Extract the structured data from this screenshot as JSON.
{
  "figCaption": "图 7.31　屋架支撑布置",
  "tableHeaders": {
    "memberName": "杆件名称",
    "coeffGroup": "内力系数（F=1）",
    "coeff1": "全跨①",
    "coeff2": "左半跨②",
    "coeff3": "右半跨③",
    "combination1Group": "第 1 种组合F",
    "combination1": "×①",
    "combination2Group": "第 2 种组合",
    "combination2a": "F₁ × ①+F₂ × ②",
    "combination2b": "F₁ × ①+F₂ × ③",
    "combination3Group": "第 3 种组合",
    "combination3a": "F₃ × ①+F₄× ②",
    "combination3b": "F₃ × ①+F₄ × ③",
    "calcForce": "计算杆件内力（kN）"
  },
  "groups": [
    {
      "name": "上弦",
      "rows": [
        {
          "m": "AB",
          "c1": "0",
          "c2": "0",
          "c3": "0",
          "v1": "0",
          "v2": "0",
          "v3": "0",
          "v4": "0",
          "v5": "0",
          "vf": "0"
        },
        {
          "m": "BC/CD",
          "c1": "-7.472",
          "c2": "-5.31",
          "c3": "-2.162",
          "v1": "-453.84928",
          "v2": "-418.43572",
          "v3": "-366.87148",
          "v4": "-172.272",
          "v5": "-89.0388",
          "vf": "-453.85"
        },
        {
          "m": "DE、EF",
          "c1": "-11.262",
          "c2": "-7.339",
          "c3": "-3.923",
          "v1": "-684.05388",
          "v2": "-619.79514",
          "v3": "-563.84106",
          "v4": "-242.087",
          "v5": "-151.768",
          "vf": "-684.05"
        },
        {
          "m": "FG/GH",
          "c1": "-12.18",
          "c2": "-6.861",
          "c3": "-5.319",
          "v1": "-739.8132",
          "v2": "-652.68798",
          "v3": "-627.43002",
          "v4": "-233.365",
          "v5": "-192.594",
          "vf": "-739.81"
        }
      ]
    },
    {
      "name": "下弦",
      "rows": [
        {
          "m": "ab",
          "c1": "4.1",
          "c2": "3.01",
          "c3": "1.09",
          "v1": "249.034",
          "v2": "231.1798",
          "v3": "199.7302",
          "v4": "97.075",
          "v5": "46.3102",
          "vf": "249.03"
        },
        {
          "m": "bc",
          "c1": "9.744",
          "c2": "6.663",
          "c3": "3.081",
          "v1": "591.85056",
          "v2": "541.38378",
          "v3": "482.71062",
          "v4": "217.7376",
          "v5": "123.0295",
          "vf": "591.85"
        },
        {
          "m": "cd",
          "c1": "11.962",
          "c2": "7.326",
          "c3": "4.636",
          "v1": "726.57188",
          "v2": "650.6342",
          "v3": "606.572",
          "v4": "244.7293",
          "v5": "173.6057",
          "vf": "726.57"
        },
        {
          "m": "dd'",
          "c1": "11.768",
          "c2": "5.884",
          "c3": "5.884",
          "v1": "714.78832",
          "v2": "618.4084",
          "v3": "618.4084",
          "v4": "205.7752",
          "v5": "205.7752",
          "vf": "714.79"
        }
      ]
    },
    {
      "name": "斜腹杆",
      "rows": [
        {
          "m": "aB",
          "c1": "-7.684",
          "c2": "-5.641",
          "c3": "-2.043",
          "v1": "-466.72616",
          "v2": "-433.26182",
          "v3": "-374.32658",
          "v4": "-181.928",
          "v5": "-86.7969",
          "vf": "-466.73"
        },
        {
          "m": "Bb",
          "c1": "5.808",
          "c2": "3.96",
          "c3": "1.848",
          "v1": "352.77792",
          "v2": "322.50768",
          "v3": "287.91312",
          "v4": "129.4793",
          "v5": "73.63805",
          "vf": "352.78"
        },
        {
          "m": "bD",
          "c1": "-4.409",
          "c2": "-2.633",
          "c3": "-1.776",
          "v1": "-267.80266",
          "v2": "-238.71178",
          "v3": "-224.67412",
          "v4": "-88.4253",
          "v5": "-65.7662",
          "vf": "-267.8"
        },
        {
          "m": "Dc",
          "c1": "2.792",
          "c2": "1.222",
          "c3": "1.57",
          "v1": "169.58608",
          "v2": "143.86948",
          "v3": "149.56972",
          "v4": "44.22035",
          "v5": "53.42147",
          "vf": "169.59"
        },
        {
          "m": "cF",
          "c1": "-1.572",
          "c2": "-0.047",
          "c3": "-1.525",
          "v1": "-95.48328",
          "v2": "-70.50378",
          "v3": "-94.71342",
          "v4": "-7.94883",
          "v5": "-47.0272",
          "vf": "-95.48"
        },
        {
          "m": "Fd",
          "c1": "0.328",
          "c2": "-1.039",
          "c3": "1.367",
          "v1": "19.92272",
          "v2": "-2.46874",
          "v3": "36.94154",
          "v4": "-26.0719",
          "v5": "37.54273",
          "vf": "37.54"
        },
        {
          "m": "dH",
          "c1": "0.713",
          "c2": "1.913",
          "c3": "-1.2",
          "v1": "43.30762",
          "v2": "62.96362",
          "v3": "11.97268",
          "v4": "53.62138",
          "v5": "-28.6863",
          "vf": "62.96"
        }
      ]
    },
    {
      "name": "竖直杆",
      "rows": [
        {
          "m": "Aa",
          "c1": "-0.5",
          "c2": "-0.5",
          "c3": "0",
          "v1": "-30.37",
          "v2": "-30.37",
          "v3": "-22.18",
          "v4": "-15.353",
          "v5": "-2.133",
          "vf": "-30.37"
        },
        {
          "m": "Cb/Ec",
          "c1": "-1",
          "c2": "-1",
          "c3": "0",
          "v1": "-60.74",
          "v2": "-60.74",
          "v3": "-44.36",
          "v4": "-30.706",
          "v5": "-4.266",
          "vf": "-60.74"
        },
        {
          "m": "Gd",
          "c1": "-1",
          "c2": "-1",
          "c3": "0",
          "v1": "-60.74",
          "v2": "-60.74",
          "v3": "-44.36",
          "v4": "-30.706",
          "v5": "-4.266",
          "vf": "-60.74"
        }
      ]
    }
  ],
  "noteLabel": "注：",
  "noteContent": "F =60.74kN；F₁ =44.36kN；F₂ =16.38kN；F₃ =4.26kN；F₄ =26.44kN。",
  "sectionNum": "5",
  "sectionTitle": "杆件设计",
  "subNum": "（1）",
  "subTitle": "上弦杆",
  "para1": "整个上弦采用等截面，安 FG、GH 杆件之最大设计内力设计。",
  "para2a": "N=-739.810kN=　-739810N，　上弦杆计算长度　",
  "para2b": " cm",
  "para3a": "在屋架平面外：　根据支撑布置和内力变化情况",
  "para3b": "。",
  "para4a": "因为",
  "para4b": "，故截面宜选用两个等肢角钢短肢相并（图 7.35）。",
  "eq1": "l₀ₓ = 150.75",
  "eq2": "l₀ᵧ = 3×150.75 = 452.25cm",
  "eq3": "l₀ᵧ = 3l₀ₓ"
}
══════════════════════════════
All of the entries must be quoted exactly; please include each one.

Extract the structured data from this screenshot as JSON.
{
  "figCaption": "图 7.31　屋架支撑布置",
  "tableHeaders": {
    "memberName": "杆件名称",
    "coeffGroup": "内力系数（F=1）",
    "coeff1": "全跨①",
    "coeff2": "左半跨②",
    "coeff3": "右半跨③",
    "combination1Group": "第 1 种组合F",
    "combination1": "×①",
    "combination2Group": "第 2 种组合",
    "combination2a": "F₁ × ①+F₂ × ②",
    "combination2b": "F₁ × ①+F₂ × ③",
    "combination3Group": "第 3 种组合",
    "combination3a": "F₃ × ①+F₄× ②",
    "combination3b": "F₃ × ①+F₄ × ③",
    "calcForce": "计算杆件内力（kN）"
  },
  "groups": [
    {
      "name": "上弦",
      "rows": [
        {
          "m": "AB",
          "c1": "0",
          "c2": "0",
          "c3": "0",
          "v1": "0",
          "v2": "0",
          "v3": "0",
          "v4": "0",
          "v5": "0",
          "vf": "0"
        },
        {
          "m": "BC/CD",
          "c1": "-7.472",
          "c2": "-5.31",
          "c3": "-2.162",
          "v1": "-453.84928",
          "v2": "-418.43572",
          "v3": "-366.87148",
          "v4": "-172.272",
          "v5": "-89.0388",
          "vf": "-453.85"
        },
        {
          "m": "DE、EF",
          "c1": "-11.262",
          "c2": "-7.339",
          "c3": "-3.923",
          "v1": "-684.05388",
          "v2": "-619.79514",
          "v3": "-563.84106",
          "v4": "-242.087",
          "v5": "-151.768",
          "vf": "-684.05"
        },
        {
          "m": "FG/GH",
          "c1": "-12.18",
          "c2": "-6.861",
          "c3": "-5.319",
          "v1": "-739.8132",
          "v2": "-652.68798",
          "v3": "-627.43002",
          "v4": "-233.365",
          "v5": "-192.594",
          "vf": "-739.81"
        }
      ]
    },
    {
      "name": "下弦",
      "rows": [
        {
          "m": "ab",
          "c1": "4.1",
          "c2": "3.01",
          "c3": "1.09",
          "v1": "249.034",
          "v2": "231.1798",
          "v3": "199.7302",
          "v4": "97.075",
          "v5": "46.3102",
          "vf": "249.03"
        },
        {
          "m": "bc",
          "c1": "9.744",
          "c2": "6.663",
          "c3": "3.081",
          "v1": "591.85056",
          "v2": "541.38378",
          "v3": "482.71062",
          "v4": "217.7376",
          "v5": "123.0295",
          "vf": "591.85"
        },
        {
          "m": "cd",
          "c1": "11.962",
          "c2": "7.326",
          "c3": "4.636",
          "v1": "726.57188",
          "v2": "650.6342",
          "v3": "606.572",
          "v4": "244.7293",
          "v5": "173.6057",
          "vf": "726.57"
        },
        {
          "m": "dd'",
          "c1": "11.768",
          "c2": "5.884",
          "c3": "5.884",
          "v1": "714.78832",
          "v2": "618.4084",
          "v3": "618.4084",
          "v4": "205.7752",
          "v5": "205.7752",
          "vf": "714.79"
        }
      ]
    },
    {
      "name": "斜腹杆",
      "rows": [
        {
          "m": "aB",
          "c1": "-7.684",
          "c2": "-5.641",
          "c3": "-2.043",
          "v1": "-466.72616",
          "v2": "-433.26182",
          "v3": "-374.32658",
          "v4": "-181.928",
          "v5": "-86.7969",
          "vf": "-466.73"
        },
        {
          "m": "Bb",
          "c1": "5.808",
          "c2": "3.96",
          "c3": "1.848",
          "v1": "352.77792",
          "v2": "322.50768",
          "v3": "287.91312",
          "v4": "129.4793",
          "v5": "73.63805",
          "vf": "352.78"
        },
        {
          "m": "bD",
          "c1": "-4.409",
          "c2": "-2.633",
          "c3": "-1.776",
          "v1": "-267.80266",
          "v2": "-238.71178",
          "v3": "-224.67412",
          "v4": "-88.4253",
          "v5": "-65.7662",
          "vf": "-267.8"
        },
        {
          "m": "Dc",
          "c1": "2.792",
          "c2": "1.222",
          "c3": "1.57",
          "v1": "169.58608",
          "v2": "143.86948",
          "v3": "149.56972",
          "v4": "44.22035",
          "v5": "53.42147",
          "vf": "169.59"
        },
        {
          "m": "cF",
          "c1": "-1.572",
          "c2": "-0.047",
          "c3": "-1.525",
          "v1": "-95.48328",
          "v2": "-70.50378",
          "v3": "-94.71342",
          "v4": "-7.94883",
          "v5": "-47.0272",
          "vf": "-95.48"
        },
        {
          "m": "Fd",
          "c1": "0.328",
          "c2": "-1.039",
          "c3": "1.367",
          "v1": "19.92272",
          "v2": "-2.46874",
          "v3": "36.94154",
          "v4": "-26.0719",
          "v5": "37.54273",
          "vf": "37.54"
        },
        {
          "m": "dH",
          "c1": "0.713",
          "c2": "1.913",
          "c3": "-1.2",
          "v1": "43.30762",
          "v2": "62.96362",
          "v3": "11.97268",
          "v4": "53.62138",
          "v5": "-28.6863",
          "vf": "62.96"
        }
      ]
    },
    {
      "name": "竖直杆",
      "rows": [
        {
          "m": "Aa",
          "c1": "-0.5",
          "c2": "-0.5",
          "c3": "0",
          "v1": "-30.37",
          "v2": "-30.37",
          "v3": "-22.18",
          "v4": "-15.353",
          "v5": "-2.133",
          "vf": "-30.37"
        },
        {
          "m": "Cb/Ec",
          "c1": "-1",
          "c2": "-1",
          "c3": "0",
          "v1": "-60.74",
          "v2": "-60.74",
          "v3": "-44.36",
          "v4": "-30.706",
          "v5": "-4.266",
          "vf": "-60.74"
        },
        {
          "m": "Gd",
          "c1": "-1",
          "c2": "-1",
          "c3": "0",
          "v1": "-60.74",
          "v2": "-60.74",
          "v3": "-44.36",
          "v4": "-30.706",
          "v5": "-4.266",
          "vf": "-60.74"
        }
      ]
    }
  ],
  "noteLabel": "注：",
  "noteContent": "F =60.74kN；F₁ =44.36kN；F₂ =16.38kN；F₃ =4.26kN；F₄ =26.44kN。",
  "sectionNum": "5",
  "sectionTitle": "杆件设计",
  "subNum": "（1）",
  "subTitle": "上弦杆",
  "para1": "整个上弦采用等截面，安 FG、GH 杆件之最大设计内力设计。",
  "para2a": "N=-739.810kN=　-739810N，　上弦杆计算长度　",
  "para2b": " cm",
  "para3a": "在屋架平面外：　根据支撑布置和内力变化情况",
  "para3b": "。",
  "para4a": "因为",
  "para4b": "，故截面宜选用两个等肢角钢短肢相并（图 7.35）。",
  "eq1": "l₀ₓ = 150.75",
  "eq2": "l₀ᵧ = 3×150.75 = 452.25cm",
  "eq3": "l₀ᵧ = 3l₀ₓ"
}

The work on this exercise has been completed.